** START OF Supplied material **

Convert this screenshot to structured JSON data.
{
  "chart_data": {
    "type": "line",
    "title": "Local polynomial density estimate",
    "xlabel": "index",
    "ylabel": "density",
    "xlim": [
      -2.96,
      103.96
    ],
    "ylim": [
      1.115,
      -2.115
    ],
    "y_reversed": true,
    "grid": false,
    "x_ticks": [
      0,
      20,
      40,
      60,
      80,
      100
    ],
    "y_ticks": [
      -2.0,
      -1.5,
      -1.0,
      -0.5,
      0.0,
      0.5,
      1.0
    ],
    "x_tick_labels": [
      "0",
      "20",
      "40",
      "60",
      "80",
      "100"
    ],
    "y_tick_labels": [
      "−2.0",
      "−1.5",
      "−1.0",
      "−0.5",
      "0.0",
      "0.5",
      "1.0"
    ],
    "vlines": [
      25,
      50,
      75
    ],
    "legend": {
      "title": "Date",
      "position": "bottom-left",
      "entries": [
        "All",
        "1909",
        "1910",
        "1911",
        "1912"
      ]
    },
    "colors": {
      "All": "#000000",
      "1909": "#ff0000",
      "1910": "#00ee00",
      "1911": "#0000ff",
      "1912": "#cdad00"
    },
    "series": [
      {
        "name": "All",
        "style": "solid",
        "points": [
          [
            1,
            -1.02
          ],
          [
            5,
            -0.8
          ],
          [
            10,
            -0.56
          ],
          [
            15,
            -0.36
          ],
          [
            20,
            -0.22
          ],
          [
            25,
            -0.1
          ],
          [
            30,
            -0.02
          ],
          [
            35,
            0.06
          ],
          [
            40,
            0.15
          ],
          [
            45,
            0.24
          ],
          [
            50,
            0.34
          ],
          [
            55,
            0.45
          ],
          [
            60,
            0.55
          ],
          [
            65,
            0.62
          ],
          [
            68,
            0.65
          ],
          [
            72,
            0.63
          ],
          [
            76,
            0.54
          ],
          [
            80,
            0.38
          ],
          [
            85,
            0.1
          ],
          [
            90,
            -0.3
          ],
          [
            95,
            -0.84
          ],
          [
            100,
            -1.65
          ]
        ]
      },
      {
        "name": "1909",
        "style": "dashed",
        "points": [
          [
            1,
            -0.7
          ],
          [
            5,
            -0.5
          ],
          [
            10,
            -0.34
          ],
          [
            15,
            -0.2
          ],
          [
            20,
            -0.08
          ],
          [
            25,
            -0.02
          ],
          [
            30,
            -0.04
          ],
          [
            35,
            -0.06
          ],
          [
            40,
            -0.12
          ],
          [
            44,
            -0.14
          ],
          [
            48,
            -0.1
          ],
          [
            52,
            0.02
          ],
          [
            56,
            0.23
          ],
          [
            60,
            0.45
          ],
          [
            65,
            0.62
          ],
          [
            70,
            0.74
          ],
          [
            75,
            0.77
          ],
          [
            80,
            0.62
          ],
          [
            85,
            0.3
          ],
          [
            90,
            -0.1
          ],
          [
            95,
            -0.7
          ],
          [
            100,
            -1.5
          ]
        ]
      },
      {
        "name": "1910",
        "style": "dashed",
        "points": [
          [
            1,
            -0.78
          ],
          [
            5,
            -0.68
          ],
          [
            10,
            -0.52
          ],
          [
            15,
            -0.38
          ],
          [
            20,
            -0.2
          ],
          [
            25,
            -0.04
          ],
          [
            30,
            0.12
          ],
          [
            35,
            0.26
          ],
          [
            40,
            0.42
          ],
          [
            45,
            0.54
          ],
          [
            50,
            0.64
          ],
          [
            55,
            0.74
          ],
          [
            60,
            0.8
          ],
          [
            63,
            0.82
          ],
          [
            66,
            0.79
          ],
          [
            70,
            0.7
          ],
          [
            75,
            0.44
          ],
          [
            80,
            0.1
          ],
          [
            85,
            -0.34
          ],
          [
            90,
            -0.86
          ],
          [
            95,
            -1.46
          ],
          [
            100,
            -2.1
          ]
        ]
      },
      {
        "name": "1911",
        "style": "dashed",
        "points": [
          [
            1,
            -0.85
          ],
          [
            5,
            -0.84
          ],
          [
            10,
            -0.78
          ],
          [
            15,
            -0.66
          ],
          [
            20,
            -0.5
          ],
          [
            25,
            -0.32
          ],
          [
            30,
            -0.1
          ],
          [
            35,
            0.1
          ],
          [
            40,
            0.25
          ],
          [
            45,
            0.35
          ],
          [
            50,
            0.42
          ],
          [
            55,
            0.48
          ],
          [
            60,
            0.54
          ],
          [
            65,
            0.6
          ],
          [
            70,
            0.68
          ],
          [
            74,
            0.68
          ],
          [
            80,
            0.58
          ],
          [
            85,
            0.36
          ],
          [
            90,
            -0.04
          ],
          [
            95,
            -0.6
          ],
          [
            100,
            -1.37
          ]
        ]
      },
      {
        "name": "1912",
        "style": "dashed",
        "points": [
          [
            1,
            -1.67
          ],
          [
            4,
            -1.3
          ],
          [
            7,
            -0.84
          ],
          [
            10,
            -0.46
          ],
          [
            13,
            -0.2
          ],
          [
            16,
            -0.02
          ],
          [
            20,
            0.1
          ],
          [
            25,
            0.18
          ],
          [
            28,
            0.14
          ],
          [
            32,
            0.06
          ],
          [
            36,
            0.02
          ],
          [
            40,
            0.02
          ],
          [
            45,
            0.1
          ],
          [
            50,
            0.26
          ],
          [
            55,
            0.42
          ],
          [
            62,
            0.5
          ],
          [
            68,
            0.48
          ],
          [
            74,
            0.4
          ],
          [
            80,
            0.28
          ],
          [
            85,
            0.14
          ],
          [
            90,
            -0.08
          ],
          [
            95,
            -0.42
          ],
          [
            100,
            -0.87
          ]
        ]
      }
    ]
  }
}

** END OF Supplied material **

* [Exercise aim]:
How many lines of the data contain the word "title"? Answer with the number alone.

* [Exercise response]:
2